** What you have to do **
Wherever the word "feet" appears in the entries, copy the whole line.
>> start Available records
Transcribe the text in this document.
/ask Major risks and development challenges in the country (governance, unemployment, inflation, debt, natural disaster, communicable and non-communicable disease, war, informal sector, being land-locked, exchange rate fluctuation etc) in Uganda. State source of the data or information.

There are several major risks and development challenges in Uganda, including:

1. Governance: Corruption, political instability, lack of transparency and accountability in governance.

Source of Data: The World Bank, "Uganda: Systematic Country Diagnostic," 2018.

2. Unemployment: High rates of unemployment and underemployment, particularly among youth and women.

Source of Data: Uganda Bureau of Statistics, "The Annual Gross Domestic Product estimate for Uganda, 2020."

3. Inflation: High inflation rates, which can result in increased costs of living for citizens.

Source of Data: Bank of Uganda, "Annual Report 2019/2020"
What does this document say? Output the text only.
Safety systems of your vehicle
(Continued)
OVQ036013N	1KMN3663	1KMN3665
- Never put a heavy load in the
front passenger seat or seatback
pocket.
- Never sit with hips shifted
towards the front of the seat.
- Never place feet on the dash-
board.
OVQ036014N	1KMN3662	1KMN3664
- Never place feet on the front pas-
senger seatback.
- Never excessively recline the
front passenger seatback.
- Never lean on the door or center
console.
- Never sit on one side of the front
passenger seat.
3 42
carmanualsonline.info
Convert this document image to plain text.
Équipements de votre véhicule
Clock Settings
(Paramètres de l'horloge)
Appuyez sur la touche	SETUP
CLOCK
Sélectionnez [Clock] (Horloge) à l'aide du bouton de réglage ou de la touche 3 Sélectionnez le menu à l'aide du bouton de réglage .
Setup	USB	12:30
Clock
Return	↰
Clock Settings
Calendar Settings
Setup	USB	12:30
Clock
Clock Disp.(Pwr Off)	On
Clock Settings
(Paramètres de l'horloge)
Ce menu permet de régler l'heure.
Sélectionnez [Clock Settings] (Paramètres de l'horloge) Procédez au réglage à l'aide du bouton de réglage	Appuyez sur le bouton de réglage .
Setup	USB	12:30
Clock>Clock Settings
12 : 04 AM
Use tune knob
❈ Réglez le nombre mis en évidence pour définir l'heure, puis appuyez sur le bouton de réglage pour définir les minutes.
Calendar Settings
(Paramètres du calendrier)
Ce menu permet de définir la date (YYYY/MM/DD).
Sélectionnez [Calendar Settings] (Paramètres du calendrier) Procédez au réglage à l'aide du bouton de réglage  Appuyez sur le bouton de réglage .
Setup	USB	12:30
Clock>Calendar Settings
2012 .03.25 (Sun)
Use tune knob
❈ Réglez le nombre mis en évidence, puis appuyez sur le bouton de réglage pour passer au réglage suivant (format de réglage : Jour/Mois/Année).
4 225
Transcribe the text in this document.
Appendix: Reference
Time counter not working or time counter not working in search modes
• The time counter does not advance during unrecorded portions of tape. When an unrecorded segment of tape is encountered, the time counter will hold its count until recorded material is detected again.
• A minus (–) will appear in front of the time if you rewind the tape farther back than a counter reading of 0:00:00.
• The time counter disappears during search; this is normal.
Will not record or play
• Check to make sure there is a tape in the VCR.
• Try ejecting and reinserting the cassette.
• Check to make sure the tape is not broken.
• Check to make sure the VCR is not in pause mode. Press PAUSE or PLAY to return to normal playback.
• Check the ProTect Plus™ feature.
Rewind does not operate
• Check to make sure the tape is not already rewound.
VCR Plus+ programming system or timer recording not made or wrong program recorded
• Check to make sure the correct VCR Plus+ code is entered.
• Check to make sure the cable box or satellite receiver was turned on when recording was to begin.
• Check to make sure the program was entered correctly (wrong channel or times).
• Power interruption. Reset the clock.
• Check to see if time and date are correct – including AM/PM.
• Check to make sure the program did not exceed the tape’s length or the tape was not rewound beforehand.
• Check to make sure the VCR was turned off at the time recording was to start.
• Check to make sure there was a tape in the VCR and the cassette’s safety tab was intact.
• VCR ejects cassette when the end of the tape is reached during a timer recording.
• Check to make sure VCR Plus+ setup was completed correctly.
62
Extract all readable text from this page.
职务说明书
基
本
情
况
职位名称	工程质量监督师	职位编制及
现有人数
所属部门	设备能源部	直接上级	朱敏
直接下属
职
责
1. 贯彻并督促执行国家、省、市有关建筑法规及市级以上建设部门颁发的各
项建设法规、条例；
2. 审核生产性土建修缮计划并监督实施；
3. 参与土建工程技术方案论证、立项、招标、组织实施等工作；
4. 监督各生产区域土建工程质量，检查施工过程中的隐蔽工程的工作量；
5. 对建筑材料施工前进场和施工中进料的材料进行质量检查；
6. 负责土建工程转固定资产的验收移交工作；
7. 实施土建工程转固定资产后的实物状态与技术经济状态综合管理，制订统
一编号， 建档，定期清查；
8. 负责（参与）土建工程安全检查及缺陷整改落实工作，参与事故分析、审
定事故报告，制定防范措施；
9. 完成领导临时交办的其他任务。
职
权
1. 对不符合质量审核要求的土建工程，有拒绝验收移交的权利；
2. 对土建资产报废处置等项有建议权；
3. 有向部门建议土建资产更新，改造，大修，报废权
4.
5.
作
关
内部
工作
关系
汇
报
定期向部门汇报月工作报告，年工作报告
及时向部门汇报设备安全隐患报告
>> end Available records
** Response **
- Never place feet on the dash-
- Never place feet on the front pas-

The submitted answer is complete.